Transcreva sem alterações a parte do trecho sobre a Aliança de Deus com Israel que vai de "7.           Eis que" a "sobre tal andar!".

Trecho
——

Sim, ao longo de tão longa história marcada pela escolha de Deus e pela Aliança que nos oferece, Israel foi quase sempre um povo ingrato, casmurro e rebelde, porque contra todas as juras de amor, jamais amou a Aliança; jamais confiou e se deixou cair nos braços de Deus. Enfim, o Antigo Testamento é essa história de frequente ressesso não e da permanência do nim de mau gosto, mui raramente de um firme e claro sim a Deus; e quando sim, sempre este foi tão duradoiro como o matutino orvalho de verão!

6.           Depois de quase vinte alquebrados séculos, isto é, de repetidos e consabidos nãos e de negros ultrajes à Aliança (a que se sucediam as duras repreensões e castigos de Deus), surgiu, por fim, do seio doce dum restinho pequenino e santo, uma gentil menina capaz de amar a Deus por cima de tudo, e de corresponder sim com sim, ao Seu amor irrenunciável – sim, era menina e o seu rosto sorria, como sorri um raio de sol em negros dias penumbrosos. Chamava-se Maria. Era menina terna e gentil como as maçãs e as pombas brancas, e a sua vida só queria corresponder aos laços da amorosa Aliança do enamorado Deus. Enfim, o que jamais haviam conseguido homens prudentes, de braço valente e valoroso como o dos Patriarcas e Juízes, dos Reis e Profetas – quer dizer, o que jamais inteiramente havia alcançado algum dos sucessivos valentes representantes que Deus dera a seu povo amado para o guiar pela Aliança – conseguiu-o, sim, por fim, uma desconhecida donzela de Deus eleita. Escolhida ou eleita ela foi, como antes outros muitos o haviam sido. Sim, Deus reparara na humilde e jovenzíssima donzela, pertencente aquele perseverante restinho humilde e sem voz – e, sim, se ela quisesse, finalmente, Deus seria inteiramente amado por coração humano; e sê-lo-ia, não por valente guerreiro ou samurai, mas por donzela sem sobrenome nem títulos, sem pergaminhos nem curriculum vitae!

7.           Eis que depois duma longa história de grandezas e humilhações, de inenarráveis desobediências e desafios a Deus, restava, enfim, esse restinho pobre e humilde, humilhado e sem voz, mas capacitado para entender a linguagem de Deus. Não tinha voz capaz de congregar um povo, é certo; não era da casta dos sacerdotes nem da dos generais, mas possuía aquela voz interior, aquele puro fiozinho de mel dourado a que se chama consciência limpa que, diante dos infernos ou dos poderosos tronos, sempre afirma um punhado de certezas: i) não se pode jamais idolatrar a criação; ii) não se pode jamais virar as costas ao Criador; iii) ninguém pode jamais sustentar-se nem vangloriar-se nas suas riquezas; iv) não se pode jamais viver tão agarrado ao presente e de costas ao futuro e ao juízo sobre tal andar!

——

Registros de dados
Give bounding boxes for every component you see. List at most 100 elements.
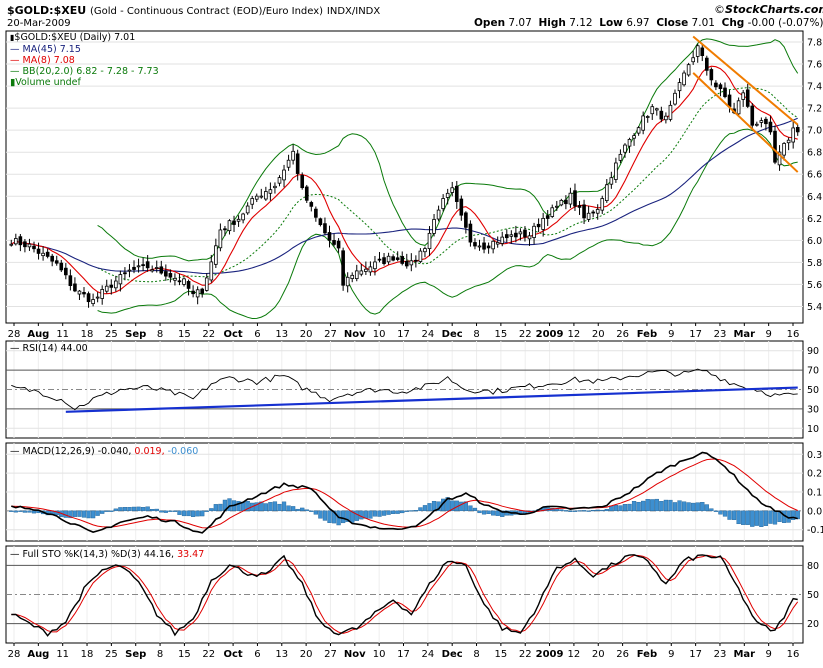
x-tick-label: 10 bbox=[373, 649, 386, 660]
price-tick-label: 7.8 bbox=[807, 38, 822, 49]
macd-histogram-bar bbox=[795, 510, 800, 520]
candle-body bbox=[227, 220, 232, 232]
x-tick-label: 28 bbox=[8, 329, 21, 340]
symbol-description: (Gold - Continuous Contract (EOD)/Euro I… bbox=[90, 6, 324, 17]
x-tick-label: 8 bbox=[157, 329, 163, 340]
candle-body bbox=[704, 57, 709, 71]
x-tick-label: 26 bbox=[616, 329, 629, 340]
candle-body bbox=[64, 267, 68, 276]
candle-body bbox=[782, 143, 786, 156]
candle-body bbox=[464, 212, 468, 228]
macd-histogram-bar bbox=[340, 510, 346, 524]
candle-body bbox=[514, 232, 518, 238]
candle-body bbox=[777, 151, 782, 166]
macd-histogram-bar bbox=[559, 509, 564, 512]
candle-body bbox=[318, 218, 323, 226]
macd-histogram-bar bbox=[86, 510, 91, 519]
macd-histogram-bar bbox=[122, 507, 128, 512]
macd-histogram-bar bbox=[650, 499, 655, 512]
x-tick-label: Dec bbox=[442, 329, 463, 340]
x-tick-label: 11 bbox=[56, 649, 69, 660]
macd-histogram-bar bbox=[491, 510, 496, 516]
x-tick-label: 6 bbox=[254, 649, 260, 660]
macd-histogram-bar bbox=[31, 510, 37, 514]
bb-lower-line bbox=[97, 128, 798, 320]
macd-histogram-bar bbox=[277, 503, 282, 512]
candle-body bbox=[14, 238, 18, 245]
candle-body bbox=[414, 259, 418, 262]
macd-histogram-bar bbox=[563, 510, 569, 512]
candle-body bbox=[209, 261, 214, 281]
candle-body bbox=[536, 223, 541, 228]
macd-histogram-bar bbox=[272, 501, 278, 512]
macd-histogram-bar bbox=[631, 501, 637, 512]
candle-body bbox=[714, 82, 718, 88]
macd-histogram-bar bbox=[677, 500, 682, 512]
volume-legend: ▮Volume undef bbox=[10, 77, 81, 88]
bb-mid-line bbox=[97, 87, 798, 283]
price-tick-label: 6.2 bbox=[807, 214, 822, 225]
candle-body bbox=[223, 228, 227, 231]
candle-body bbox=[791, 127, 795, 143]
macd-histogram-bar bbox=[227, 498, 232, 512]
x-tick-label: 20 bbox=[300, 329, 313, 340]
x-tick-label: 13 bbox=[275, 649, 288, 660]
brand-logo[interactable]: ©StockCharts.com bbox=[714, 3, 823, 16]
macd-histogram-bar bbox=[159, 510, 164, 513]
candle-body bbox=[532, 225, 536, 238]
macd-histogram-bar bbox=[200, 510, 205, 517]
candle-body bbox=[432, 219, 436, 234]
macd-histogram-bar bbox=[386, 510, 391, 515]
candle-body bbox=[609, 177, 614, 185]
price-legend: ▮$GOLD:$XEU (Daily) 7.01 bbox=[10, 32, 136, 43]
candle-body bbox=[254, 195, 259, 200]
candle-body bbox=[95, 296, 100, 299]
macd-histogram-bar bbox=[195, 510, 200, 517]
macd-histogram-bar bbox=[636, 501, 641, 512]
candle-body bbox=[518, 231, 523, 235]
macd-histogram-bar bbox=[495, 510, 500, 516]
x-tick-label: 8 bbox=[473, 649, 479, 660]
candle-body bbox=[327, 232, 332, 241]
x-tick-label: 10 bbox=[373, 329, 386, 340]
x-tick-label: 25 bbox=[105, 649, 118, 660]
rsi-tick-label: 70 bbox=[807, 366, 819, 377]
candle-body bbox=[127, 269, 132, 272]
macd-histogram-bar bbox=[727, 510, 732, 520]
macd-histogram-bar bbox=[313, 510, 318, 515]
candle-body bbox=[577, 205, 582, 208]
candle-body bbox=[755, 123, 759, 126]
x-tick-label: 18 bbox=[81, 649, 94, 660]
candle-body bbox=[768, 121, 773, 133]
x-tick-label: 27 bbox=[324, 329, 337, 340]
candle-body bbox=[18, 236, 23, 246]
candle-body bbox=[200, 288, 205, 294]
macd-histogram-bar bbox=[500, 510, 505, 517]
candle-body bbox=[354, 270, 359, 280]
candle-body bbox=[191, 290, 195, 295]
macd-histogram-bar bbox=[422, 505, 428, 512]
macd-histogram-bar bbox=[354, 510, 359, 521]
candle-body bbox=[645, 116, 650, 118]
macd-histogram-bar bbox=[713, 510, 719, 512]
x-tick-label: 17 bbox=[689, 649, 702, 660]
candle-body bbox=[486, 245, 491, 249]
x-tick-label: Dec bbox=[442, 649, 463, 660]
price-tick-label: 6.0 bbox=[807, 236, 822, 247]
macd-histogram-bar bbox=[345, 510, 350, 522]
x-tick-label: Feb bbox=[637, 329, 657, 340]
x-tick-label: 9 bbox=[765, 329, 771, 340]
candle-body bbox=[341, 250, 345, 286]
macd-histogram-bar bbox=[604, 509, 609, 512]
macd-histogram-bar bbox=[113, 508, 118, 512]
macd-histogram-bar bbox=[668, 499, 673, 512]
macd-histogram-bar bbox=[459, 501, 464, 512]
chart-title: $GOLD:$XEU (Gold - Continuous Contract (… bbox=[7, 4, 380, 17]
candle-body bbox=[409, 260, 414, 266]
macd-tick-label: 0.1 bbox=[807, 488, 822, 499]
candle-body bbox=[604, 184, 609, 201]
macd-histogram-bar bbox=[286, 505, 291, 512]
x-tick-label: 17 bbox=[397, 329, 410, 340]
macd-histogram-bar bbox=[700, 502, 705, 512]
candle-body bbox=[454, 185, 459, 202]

——

Resposta à tarefa
7.           Eis que depois duma longa história de grandezas e humilhações, de inenarráveis desobediências e desafios a Deus, restava, enfim, esse restinho pobre e humilde, humilhado e sem voz, mas capacitado para entender a linguagem de Deus. Não tinha voz capaz de congregar um povo, é certo; não era da casta dos sacerdotes nem da dos generais, mas possuía aquela voz interior, aquele puro fiozinho de mel dourado a que se chama consciência limpa que, diante dos infernos ou dos poderosos tronos, sempre afirma um punhado de certezas: i) não se pode jamais idolatrar a criação; ii) não se pode jamais virar as costas ao Criador; iii) ninguém pode jamais sustentar-se nem vangloriar-se nas suas riquezas; iv) não se pode jamais viver tão agarrado ao presente e de costas ao futuro e ao juízo sobre tal andar!